** start of Raw records **
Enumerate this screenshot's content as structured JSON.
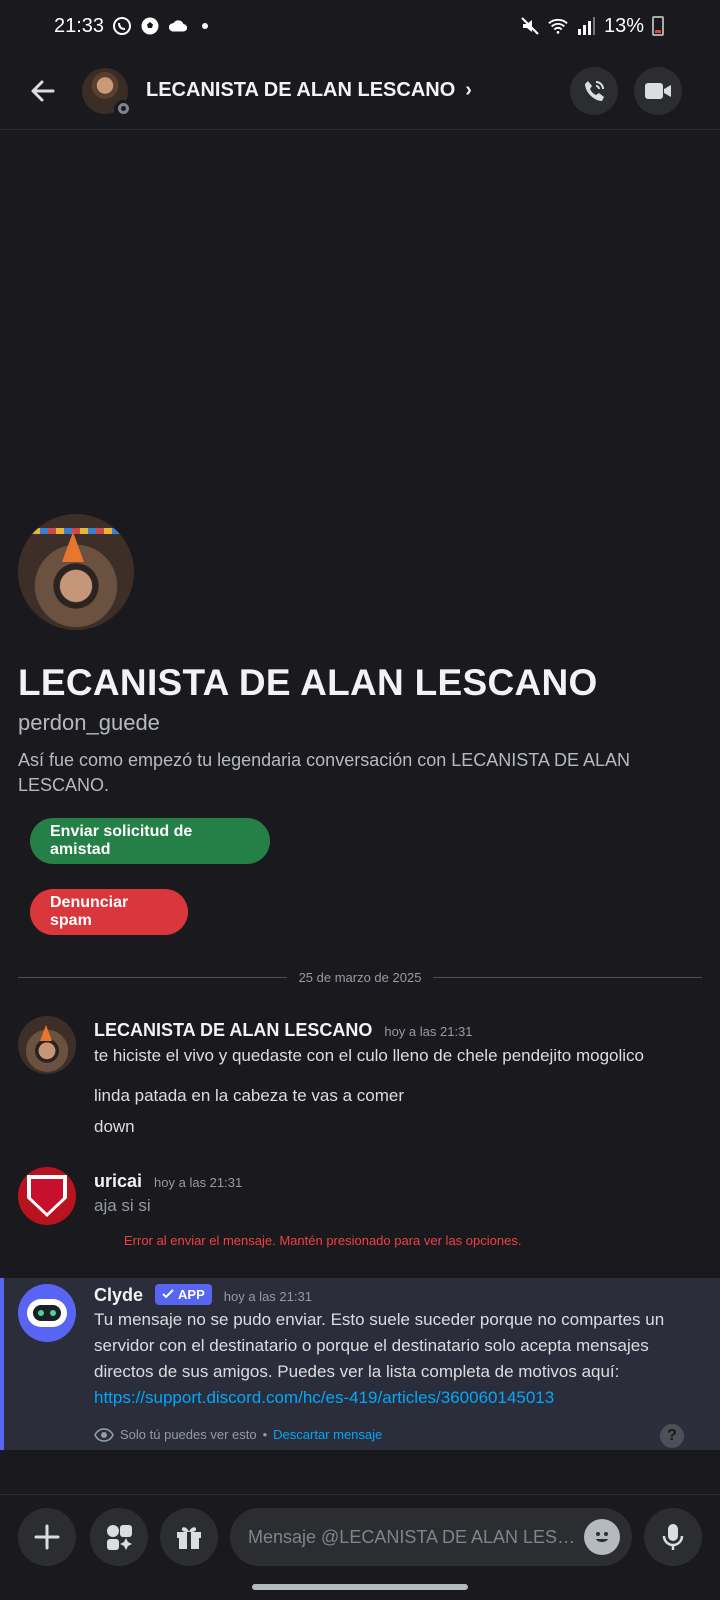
{
  "status_bar": {
    "time": "21:33",
    "battery_percent": "13%",
    "left_icons": [
      "whatsapp-icon",
      "soccer-icon",
      "cloud-icon",
      "notification-dot"
    ],
    "right_icons": [
      "mute-icon",
      "wifi-icon",
      "signal-icon",
      "battery-icon"
    ]
  },
  "header": {
    "title": "LECANISTA DE ALAN LESCANO",
    "chevron": "›",
    "actions": [
      "voice-call-icon",
      "video-call-icon"
    ]
  },
  "profile": {
    "display_name": "LECANISTA DE ALAN LESCANO",
    "username": "perdon_guede",
    "description": "Así fue como empezó tu legendaria conversación con LECANISTA DE ALAN LESCANO.",
    "friend_button": "Enviar solicitud de amistad",
    "spam_button": "Denunciar spam"
  },
  "date_divider": "25 de marzo de 2025",
  "messages": [
    {
      "author": "LECANISTA DE ALAN LESCANO",
      "time": "hoy a las 21:31",
      "lines": [
        "te hiciste el vivo y quedaste con el culo lleno de chele pendejito mogolico",
        "linda patada en la cabeza te vas a comer",
        "down"
      ]
    },
    {
      "author": "uricai",
      "time": "hoy a las 21:31",
      "lines": [
        "aja si si"
      ],
      "error": "Error al enviar el mensaje. Mantén presionado para ver las opciones."
    }
  ],
  "clyde": {
    "author": "Clyde",
    "badge": "APP",
    "time": "hoy a las 21:31",
    "body": "Tu mensaje no se pudo enviar. Esto suele suceder porque no compartes un servidor con el destinatario o porque el destinatario solo acepta mensajes directos de sus amigos. Puedes ver la lista completa de motivos aquí:",
    "link": "https://support.discord.com/hc/es-419/articles/360060145013",
    "only_you": "Solo tú puedes ver esto",
    "separator": "•",
    "dismiss": "Descartar mensaje",
    "help": "?"
  },
  "composer": {
    "placeholder": "Mensaje @LECANISTA DE ALAN LESC..."
  },
  "colors": {
    "background": "#1a1a1e",
    "friend_button": "#248046",
    "spam_button": "#da373c",
    "accent": "#5865f2",
    "link": "#00a8fc",
    "error": "#f23f43"
  }
}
** end of Raw records **
-- Exercise --
Pull out every line holding "link" from the records above, and copy it.

-- Result of the task --
    "link": "https://support.discord.com/hc/es-419/articles/360060145013",
    "link": "#00a8fc",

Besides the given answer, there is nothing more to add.